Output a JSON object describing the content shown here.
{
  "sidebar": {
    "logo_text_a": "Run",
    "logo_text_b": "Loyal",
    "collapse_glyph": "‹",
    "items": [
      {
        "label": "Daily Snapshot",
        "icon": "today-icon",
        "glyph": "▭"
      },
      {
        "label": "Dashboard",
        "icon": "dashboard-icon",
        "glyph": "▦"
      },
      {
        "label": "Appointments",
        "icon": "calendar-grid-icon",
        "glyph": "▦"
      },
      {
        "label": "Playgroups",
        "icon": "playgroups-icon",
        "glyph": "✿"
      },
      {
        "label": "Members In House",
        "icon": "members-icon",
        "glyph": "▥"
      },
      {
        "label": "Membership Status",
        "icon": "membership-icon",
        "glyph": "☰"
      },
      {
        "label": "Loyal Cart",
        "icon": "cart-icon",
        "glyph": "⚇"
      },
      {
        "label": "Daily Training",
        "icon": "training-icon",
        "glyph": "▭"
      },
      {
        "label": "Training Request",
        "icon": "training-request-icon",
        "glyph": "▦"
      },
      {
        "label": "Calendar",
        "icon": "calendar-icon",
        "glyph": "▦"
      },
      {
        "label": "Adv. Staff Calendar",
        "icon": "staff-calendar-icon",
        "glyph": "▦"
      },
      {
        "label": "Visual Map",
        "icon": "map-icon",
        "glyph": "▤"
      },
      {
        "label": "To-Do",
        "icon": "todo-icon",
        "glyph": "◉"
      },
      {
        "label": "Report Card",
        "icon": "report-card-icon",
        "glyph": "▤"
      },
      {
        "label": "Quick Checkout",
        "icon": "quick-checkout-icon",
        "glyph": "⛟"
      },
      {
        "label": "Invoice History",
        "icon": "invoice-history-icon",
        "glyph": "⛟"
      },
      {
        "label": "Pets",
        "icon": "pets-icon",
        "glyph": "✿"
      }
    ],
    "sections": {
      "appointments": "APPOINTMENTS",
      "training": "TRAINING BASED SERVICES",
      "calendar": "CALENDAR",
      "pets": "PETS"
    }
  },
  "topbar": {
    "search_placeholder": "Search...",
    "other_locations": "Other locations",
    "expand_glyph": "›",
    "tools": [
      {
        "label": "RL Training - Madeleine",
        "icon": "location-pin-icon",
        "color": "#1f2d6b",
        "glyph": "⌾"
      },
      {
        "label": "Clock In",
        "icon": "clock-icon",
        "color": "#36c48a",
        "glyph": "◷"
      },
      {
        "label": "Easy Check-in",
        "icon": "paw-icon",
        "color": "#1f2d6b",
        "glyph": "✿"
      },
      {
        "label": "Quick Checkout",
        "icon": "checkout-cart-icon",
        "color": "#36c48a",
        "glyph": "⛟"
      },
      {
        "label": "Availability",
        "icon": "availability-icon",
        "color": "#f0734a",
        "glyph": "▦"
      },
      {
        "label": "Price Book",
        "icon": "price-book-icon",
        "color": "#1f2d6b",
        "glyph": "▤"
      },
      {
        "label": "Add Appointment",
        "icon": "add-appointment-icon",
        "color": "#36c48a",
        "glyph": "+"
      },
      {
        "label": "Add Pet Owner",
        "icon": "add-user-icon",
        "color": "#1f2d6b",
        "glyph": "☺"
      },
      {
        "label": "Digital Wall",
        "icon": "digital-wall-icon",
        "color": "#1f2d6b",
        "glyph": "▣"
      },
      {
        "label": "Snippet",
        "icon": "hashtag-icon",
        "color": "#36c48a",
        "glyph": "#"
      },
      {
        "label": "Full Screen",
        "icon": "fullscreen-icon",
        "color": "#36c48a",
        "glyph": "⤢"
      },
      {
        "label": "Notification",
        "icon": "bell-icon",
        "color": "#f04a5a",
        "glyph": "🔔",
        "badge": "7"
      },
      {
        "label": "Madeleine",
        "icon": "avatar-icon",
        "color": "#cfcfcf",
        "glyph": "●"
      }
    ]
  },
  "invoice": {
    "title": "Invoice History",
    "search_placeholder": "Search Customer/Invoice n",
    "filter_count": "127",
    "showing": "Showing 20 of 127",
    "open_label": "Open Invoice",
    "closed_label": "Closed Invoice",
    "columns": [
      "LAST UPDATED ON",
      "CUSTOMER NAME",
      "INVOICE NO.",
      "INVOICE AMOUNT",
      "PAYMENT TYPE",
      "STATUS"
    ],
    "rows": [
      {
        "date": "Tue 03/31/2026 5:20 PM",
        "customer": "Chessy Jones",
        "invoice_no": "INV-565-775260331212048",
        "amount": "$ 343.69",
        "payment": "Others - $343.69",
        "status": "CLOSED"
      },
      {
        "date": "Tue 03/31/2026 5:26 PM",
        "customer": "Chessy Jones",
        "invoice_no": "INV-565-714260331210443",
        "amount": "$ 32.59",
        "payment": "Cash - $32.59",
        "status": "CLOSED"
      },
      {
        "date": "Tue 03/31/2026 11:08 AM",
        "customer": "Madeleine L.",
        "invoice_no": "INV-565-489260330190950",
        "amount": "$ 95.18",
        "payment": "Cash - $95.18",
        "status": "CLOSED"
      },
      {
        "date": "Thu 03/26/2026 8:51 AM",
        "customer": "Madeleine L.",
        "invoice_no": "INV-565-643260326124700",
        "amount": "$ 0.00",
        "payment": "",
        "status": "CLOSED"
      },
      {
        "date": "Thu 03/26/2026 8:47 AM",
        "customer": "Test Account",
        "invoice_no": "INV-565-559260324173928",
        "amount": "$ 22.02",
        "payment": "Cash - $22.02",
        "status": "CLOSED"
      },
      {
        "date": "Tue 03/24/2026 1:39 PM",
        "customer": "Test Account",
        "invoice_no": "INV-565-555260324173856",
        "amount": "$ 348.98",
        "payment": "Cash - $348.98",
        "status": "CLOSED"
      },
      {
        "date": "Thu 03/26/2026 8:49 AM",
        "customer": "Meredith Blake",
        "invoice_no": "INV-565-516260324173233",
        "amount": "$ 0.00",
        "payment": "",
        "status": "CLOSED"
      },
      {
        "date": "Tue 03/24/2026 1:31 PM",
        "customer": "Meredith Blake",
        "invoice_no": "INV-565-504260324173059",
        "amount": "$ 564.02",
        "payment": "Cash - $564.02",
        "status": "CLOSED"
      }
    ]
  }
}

#####

From the records given above, copy all lines containing "Search".

    "search_placeholder": "Search...",
    "search_placeholder": "Search Customer/Invoice n",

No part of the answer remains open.